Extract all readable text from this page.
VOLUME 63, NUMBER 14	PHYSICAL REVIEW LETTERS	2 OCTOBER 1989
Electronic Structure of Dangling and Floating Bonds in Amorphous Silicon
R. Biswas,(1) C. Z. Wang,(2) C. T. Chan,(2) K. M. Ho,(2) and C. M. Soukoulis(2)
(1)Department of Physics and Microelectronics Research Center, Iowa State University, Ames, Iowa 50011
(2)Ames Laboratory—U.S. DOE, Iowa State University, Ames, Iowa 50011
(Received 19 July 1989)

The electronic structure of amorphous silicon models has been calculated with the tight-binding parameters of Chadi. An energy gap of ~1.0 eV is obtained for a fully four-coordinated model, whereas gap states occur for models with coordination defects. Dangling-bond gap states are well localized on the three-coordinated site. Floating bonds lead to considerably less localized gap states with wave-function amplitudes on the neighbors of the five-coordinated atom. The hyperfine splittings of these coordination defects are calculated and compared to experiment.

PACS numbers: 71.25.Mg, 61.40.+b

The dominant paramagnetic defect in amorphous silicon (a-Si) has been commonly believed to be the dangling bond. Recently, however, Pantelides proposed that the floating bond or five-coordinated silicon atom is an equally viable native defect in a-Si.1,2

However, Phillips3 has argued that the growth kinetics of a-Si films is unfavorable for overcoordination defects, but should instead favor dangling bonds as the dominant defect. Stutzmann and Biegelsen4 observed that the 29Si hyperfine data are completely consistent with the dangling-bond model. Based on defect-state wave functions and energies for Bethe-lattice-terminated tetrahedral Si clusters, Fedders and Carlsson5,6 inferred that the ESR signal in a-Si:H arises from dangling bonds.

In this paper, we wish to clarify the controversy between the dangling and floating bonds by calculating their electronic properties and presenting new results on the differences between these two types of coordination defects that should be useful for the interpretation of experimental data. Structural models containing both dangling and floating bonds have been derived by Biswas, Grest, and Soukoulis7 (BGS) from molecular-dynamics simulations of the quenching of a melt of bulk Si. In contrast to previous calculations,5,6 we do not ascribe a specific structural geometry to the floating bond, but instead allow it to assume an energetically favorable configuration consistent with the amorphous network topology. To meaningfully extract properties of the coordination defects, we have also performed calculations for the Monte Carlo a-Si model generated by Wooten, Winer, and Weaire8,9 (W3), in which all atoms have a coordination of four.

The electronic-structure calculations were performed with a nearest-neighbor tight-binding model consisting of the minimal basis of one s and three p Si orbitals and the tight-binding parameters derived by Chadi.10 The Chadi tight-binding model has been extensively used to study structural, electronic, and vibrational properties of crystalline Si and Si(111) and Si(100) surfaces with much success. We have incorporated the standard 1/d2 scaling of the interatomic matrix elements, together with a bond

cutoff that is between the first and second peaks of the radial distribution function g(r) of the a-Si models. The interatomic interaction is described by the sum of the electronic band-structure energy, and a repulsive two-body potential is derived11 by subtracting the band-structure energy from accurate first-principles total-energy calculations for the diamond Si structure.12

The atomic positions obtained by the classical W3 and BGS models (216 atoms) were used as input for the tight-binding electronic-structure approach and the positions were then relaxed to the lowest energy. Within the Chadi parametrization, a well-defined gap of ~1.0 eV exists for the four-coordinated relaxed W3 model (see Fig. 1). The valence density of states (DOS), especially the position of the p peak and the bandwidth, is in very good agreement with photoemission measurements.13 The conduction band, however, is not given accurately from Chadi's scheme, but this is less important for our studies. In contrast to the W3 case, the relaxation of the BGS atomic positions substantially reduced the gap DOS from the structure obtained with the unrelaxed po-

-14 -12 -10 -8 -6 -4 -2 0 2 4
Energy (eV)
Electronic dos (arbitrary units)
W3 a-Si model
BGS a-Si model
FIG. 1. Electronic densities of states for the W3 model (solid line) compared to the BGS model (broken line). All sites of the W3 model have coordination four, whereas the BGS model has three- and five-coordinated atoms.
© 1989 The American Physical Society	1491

————————

* _Exercise details_
Recopy the whole listing exactly.

* _Answer for this exercise_
Extract all readable text from this page.
VOLUME 63, NUMBER 14	PHYSICAL REVIEW LETTERS	2 OCTOBER 1989
Electronic Structure of Dangling and Floating Bonds in Amorphous Silicon
R. Biswas,(1) C. Z. Wang,(2) C. T. Chan,(2) K. M. Ho,(2) and C. M. Soukoulis(2)
(1)Department of Physics and Microelectronics Research Center, Iowa State University, Ames, Iowa 50011
(2)Ames Laboratory—U.S. DOE, Iowa State University, Ames, Iowa 50011
(Received 19 July 1989)

The electronic structure of amorphous silicon models has been calculated with the tight-binding parameters of Chadi. An energy gap of ~1.0 eV is obtained for a fully four-coordinated model, whereas gap states occur for models with coordination defects. Dangling-bond gap states are well localized on the three-coordinated site. Floating bonds lead to considerably less localized gap states with wave-function amplitudes on the neighbors of the five-coordinated atom. The hyperfine splittings of these coordination defects are calculated and compared to experiment.

PACS numbers: 71.25.Mg, 61.40.+b

The dominant paramagnetic defect in amorphous silicon (a-Si) has been commonly believed to be the dangling bond. Recently, however, Pantelides proposed that the floating bond or five-coordinated silicon atom is an equally viable native defect in a-Si.1,2

However, Phillips3 has argued that the growth kinetics of a-Si films is unfavorable for overcoordination defects, but should instead favor dangling bonds as the dominant defect. Stutzmann and Biegelsen4 observed that the 29Si hyperfine data are completely consistent with the dangling-bond model. Based on defect-state wave functions and energies for Bethe-lattice-terminated tetrahedral Si clusters, Fedders and Carlsson5,6 inferred that the ESR signal in a-Si:H arises from dangling bonds.

In this paper, we wish to clarify the controversy between the dangling and floating bonds by calculating their electronic properties and presenting new results on the differences between these two types of coordination defects that should be useful for the interpretation of experimental data. Structural models containing both dangling and floating bonds have been derived by Biswas, Grest, and Soukoulis7 (BGS) from molecular-dynamics simulations of the quenching of a melt of bulk Si. In contrast to previous calculations,5,6 we do not ascribe a specific structural geometry to the floating bond, but instead allow it to assume an energetically favorable configuration consistent with the amorphous network topology. To meaningfully extract properties of the coordination defects, we have also performed calculations for the Monte Carlo a-Si model generated by Wooten, Winer, and Weaire8,9 (W3), in which all atoms have a coordination of four.

The electronic-structure calculations were performed with a nearest-neighbor tight-binding model consisting of the minimal basis of one s and three p Si orbitals and the tight-binding parameters derived by Chadi.10 The Chadi tight-binding model has been extensively used to study structural, electronic, and vibrational properties of crystalline Si and Si(111) and Si(100) surfaces with much success. We have incorporated the standard 1/d2 scaling of the interatomic matrix elements, together with a bond

cutoff that is between the first and second peaks of the radial distribution function g(r) of the a-Si models. The interatomic interaction is described by the sum of the electronic band-structure energy, and a repulsive two-body potential is derived11 by subtracting the band-structure energy from accurate first-principles total-energy calculations for the diamond Si structure.12

The atomic positions obtained by the classical W3 and BGS models (216 atoms) were used as input for the tight-binding electronic-structure approach and the positions were then relaxed to the lowest energy. Within the Chadi parametrization, a well-defined gap of ~1.0 eV exists for the four-coordinated relaxed W3 model (see Fig. 1). The valence density of states (DOS), especially the position of the p peak and the bandwidth, is in very good agreement with photoemission measurements.13 The conduction band, however, is not given accurately from Chadi's scheme, but this is less important for our studies. In contrast to the W3 case, the relaxation of the BGS atomic positions substantially reduced the gap DOS from the structure obtained with the unrelaxed po-

-14 -12 -10 -8 -6 -4 -2 0 2 4
Energy (eV)
Electronic dos (arbitrary units)
W3 a-Si model
BGS a-Si model
FIG. 1. Electronic densities of states for the W3 model (solid line) compared to the BGS model (broken line). All sites of the W3 model have coordination four, whereas the BGS model has three- and five-coordinated atoms.
© 1989 The American Physical Society	1491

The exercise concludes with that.